#### The problem:
Print every entry exactly as written.

#### Provided entries:

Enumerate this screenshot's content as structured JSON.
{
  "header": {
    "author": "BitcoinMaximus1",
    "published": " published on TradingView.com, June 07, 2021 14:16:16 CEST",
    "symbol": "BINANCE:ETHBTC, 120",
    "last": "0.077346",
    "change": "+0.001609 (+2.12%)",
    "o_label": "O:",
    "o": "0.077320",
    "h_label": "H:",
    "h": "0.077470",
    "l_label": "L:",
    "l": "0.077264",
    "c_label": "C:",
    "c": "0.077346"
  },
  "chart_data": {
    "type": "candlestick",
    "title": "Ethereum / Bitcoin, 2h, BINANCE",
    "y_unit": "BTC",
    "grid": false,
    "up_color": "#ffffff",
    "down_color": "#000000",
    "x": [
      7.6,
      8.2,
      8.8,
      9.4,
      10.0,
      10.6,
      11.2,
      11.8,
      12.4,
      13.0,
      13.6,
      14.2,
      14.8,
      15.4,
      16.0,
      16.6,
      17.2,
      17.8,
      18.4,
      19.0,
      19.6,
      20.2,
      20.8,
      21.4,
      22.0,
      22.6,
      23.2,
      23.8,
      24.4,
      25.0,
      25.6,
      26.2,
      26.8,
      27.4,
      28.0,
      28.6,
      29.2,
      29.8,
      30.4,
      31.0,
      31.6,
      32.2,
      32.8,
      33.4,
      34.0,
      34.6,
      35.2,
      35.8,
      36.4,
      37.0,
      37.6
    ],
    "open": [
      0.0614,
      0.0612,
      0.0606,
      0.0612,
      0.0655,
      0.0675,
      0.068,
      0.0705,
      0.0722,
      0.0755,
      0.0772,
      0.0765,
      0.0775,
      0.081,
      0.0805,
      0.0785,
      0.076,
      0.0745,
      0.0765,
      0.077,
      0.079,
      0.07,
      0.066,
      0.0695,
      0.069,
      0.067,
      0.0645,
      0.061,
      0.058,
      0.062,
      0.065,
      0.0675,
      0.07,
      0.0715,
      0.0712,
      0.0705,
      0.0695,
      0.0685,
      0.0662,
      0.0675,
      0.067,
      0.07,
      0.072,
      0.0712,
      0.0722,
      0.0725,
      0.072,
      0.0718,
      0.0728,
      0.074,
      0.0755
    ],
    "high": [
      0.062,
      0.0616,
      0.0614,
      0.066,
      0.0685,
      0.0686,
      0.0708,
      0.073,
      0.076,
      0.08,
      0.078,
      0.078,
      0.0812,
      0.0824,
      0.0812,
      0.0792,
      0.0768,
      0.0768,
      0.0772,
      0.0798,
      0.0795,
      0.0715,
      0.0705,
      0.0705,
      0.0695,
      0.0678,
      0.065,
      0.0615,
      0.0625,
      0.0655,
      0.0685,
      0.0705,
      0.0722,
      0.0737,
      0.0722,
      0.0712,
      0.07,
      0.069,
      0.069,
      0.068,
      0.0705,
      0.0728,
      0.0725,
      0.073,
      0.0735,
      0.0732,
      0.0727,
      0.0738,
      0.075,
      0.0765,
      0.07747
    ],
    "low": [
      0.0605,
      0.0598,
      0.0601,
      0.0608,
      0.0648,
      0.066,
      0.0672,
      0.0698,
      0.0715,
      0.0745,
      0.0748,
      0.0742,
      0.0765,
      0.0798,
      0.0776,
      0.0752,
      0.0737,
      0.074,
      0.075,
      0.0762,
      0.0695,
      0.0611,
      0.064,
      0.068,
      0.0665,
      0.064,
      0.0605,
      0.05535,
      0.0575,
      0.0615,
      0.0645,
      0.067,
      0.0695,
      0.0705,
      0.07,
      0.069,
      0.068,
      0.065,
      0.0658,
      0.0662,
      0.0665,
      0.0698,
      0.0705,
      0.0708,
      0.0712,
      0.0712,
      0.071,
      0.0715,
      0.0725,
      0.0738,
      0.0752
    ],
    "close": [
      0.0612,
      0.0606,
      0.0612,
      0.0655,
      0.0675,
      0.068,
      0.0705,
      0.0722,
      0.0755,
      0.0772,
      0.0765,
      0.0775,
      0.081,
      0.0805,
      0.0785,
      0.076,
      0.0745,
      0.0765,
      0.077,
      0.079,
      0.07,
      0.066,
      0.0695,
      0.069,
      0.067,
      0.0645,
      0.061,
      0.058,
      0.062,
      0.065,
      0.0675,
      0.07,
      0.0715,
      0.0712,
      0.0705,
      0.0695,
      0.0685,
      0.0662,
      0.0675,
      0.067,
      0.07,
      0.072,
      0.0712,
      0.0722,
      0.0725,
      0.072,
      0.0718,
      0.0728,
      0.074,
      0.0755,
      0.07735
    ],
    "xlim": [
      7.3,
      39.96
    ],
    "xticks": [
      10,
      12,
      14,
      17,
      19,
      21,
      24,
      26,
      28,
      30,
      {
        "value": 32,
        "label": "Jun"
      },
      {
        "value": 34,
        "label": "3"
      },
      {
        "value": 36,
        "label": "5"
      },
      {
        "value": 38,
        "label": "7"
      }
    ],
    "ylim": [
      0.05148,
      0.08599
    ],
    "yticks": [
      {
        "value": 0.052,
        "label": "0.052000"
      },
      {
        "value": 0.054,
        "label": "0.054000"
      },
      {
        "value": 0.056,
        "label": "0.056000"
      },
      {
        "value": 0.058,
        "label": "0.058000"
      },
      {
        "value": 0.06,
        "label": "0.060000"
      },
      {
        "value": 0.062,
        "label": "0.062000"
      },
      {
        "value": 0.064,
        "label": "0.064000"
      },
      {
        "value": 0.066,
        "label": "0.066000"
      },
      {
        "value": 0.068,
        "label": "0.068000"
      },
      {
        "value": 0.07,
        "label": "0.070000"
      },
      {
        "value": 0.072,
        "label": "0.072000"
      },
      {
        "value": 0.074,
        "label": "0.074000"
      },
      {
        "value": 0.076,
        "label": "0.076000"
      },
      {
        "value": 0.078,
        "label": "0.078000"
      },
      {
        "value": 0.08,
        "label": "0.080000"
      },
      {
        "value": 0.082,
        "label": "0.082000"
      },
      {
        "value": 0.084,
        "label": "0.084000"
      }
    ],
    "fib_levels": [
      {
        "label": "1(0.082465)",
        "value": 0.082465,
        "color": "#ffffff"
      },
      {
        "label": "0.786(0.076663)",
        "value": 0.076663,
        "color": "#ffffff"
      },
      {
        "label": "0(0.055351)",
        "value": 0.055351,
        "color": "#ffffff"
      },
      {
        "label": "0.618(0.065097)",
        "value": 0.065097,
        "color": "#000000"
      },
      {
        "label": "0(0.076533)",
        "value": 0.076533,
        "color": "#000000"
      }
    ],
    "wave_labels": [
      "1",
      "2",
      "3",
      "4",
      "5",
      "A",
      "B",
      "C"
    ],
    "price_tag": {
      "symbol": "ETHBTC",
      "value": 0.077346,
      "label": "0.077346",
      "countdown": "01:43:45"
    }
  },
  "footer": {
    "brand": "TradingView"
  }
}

#### Complete output:
Enumerate this screenshot's content as structured JSON.
{
  "header": {
    "author": "BitcoinMaximus1",
    "published": " published on TradingView.com, June 07, 2021 14:16:16 CEST",
    "symbol": "BINANCE:ETHBTC, 120",
    "last": "0.077346",
    "change": "+0.001609 (+2.12%)",
    "o_label": "O:",
    "o": "0.077320",
    "h_label": "H:",
    "h": "0.077470",
    "l_label": "L:",
    "l": "0.077264",
    "c_label": "C:",
    "c": "0.077346"
  },
  "chart_data": {
    "type": "candlestick",
    "title": "Ethereum / Bitcoin, 2h, BINANCE",
    "y_unit": "BTC",
    "grid": false,
    "up_color": "#ffffff",
    "down_color": "#000000",
    "x": [
      7.6,
      8.2,
      8.8,
      9.4,
      10.0,
      10.6,
      11.2,
      11.8,
      12.4,
      13.0,
      13.6,
      14.2,
      14.8,
      15.4,
      16.0,
      16.6,
      17.2,
      17.8,
      18.4,
      19.0,
      19.6,
      20.2,
      20.8,
      21.4,
      22.0,
      22.6,
      23.2,
      23.8,
      24.4,
      25.0,
      25.6,
      26.2,
      26.8,
      27.4,
      28.0,
      28.6,
      29.2,
      29.8,
      30.4,
      31.0,
      31.6,
      32.2,
      32.8,
      33.4,
      34.0,
      34.6,
      35.2,
      35.8,
      36.4,
      37.0,
      37.6
    ],
    "open": [
      0.0614,
      0.0612,
      0.0606,
      0.0612,
      0.0655,
      0.0675,
      0.068,
      0.0705,
      0.0722,
      0.0755,
      0.0772,
      0.0765,
      0.0775,
      0.081,
      0.0805,
      0.0785,
      0.076,
      0.0745,
      0.0765,
      0.077,
      0.079,
      0.07,
      0.066,
      0.0695,
      0.069,
      0.067,
      0.0645,
      0.061,
      0.058,
      0.062,
      0.065,
      0.0675,
      0.07,
      0.0715,
      0.0712,
      0.0705,
      0.0695,
      0.0685,
      0.0662,
      0.0675,
      0.067,
      0.07,
      0.072,
      0.0712,
      0.0722,
      0.0725,
      0.072,
      0.0718,
      0.0728,
      0.074,
      0.0755
    ],
    "high": [
      0.062,
      0.0616,
      0.0614,
      0.066,
      0.0685,
      0.0686,
      0.0708,
      0.073,
      0.076,
      0.08,
      0.078,
      0.078,
      0.0812,
      0.0824,
      0.0812,
      0.0792,
      0.0768,
      0.0768,
      0.0772,
      0.0798,
      0.0795,
      0.0715,
      0.0705,
      0.0705,
      0.0695,
      0.0678,
      0.065,
      0.0615,
      0.0625,
      0.0655,
      0.0685,
      0.0705,
      0.0722,
      0.0737,
      0.0722,
      0.0712,
      0.07,
      0.069,
      0.069,
      0.068,
      0.0705,
      0.0728,
      0.0725,
      0.073,
      0.0735,
      0.0732,
      0.0727,
      0.0738,
      0.075,
      0.0765,
      0.07747
    ],
    "low": [
      0.0605,
      0.0598,
      0.0601,
      0.0608,
      0.0648,
      0.066,
      0.0672,
      0.0698,
      0.0715,
      0.0745,
      0.0748,
      0.0742,
      0.0765,
      0.0798,
      0.0776,
      0.0752,
      0.0737,
      0.074,
      0.075,
      0.0762,
      0.0695,
      0.0611,
      0.064,
      0.068,
      0.0665,
      0.064,
      0.0605,
      0.05535,
      0.0575,
      0.0615,
      0.0645,
      0.067,
      0.0695,
      0.0705,
      0.07,
      0.069,
      0.068,
      0.065,
      0.0658,
      0.0662,
      0.0665,
      0.0698,
      0.0705,
      0.0708,
      0.0712,
      0.0712,
      0.071,
      0.0715,
      0.0725,
      0.0738,
      0.0752
    ],
    "close": [
      0.0612,
      0.0606,
      0.0612,
      0.0655,
      0.0675,
      0.068,
      0.0705,
      0.0722,
      0.0755,
      0.0772,
      0.0765,
      0.0775,
      0.081,
      0.0805,
      0.0785,
      0.076,
      0.0745,
      0.0765,
      0.077,
      0.079,
      0.07,
      0.066,
      0.0695,
      0.069,
      0.067,
      0.0645,
      0.061,
      0.058,
      0.062,
      0.065,
      0.0675,
      0.07,
      0.0715,
      0.0712,
      0.0705,
      0.0695,
      0.0685,
      0.0662,
      0.0675,
      0.067,
      0.07,
      0.072,
      0.0712,
      0.0722,
      0.0725,
      0.072,
      0.0718,
      0.0728,
      0.074,
      0.0755,
      0.07735
    ],
    "xlim": [
      7.3,
      39.96
    ],
    "xticks": [
      10,
      12,
      14,
      17,
      19,
      21,
      24,
      26,
      28,
      30,
      {
        "value": 32,
        "label": "Jun"
      },
      {
        "value": 34,
        "label": "3"
      },
      {
        "value": 36,
        "label": "5"
      },
      {
        "value": 38,
        "label": "7"
      }
    ],
    "ylim": [
      0.05148,
      0.08599
    ],
    "yticks": [
      {
        "value": 0.052,
        "label": "0.052000"
      },
      {
        "value": 0.054,
        "label": "0.054000"
      },
      {
        "value": 0.056,
        "label": "0.056000"
      },
      {
        "value": 0.058,
        "label": "0.058000"
      },
      {
        "value": 0.06,
        "label": "0.060000"
      },
      {
        "value": 0.062,
        "label": "0.062000"
      },
      {
        "value": 0.064,
        "label": "0.064000"
      },
      {
        "value": 0.066,
        "label": "0.066000"
      },
      {
        "value": 0.068,
        "label": "0.068000"
      },
      {
        "value": 0.07,
        "label": "0.070000"
      },
      {
        "value": 0.072,
        "label": "0.072000"
      },
      {
        "value": 0.074,
        "label": "0.074000"
      },
      {
        "value": 0.076,
        "label": "0.076000"
      },
      {
        "value": 0.078,
        "label": "0.078000"
      },
      {
        "value": 0.08,
        "label": "0.080000"
      },
      {
        "value": 0.082,
        "label": "0.082000"
      },
      {
        "value": 0.084,
        "label": "0.084000"
      }
    ],
    "fib_levels": [
      {
        "label": "1(0.082465)",
        "value": 0.082465,
        "color": "#ffffff"
      },
      {
        "label": "0.786(0.076663)",
        "value": 0.076663,
        "color": "#ffffff"
      },
      {
        "label": "0(0.055351)",
        "value": 0.055351,
        "color": "#ffffff"
      },
      {
        "label": "0.618(0.065097)",
        "value": 0.065097,
        "color": "#000000"
      },
      {
        "label": "0(0.076533)",
        "value": 0.076533,
        "color": "#000000"
      }
    ],
    "wave_labels": [
      "1",
      "2",
      "3",
      "4",
      "5",
      "A",
      "B",
      "C"
    ],
    "price_tag": {
      "symbol": "ETHBTC",
      "value": 0.077346,
      "label": "0.077346",
      "countdown": "01:43:45"
    }
  },
  "footer": {
    "brand": "TradingView"
  }
}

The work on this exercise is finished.